Identify all lines of the data containing the string "görsel" and copy them.

EXCERPTED RECORDS →
□ □ □

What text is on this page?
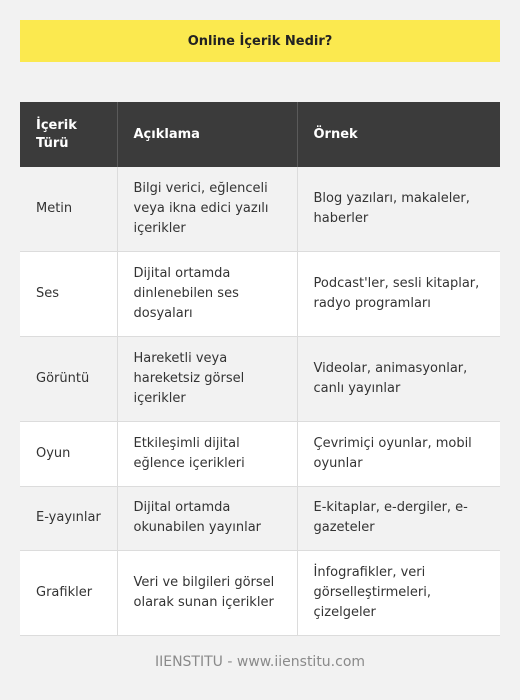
Online İçerik Nedir?
İçerik Türü	Açıklama	Örnek
Metin	Bilgi verici, eğlenceli veya ikna edici yazılı içerikler	Blog yazıları, makaleler, haberler
Ses	Dijital ortamda dinlenebilen ses dosyaları	Podcast'ler, sesli kitaplar, radyo programları
Görüntü	Hareketli veya hareketsiz görsel içerikler	Videolar, animasyonlar, canlı yayınlar
Oyun	Etkileşimli dijital eğlence içerikleri	Çevrimiçi oyunlar, mobil oyunlar
E-yayınlar	Dijital ortamda okunabilen yayınlar	E-kitaplar, e-dergiler, e-gazeteler
Grafikler	Veri ve bilgileri görsel olarak sunan içerikler	İnfografikler, veri görselleştirmeleri, çizelgeler
IIENSTITU - www.iienstitu.com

□ □ □

WORKED SOLUTION →
Görüntü	Hareketli veya hareketsiz görsel içerikler	Videolar, animasyonlar, canlı yayınlar
Grafikler	Veri ve bilgileri görsel olarak sunan içerikler	İnfografikler, veri görselleştirmeleri, çizelgeler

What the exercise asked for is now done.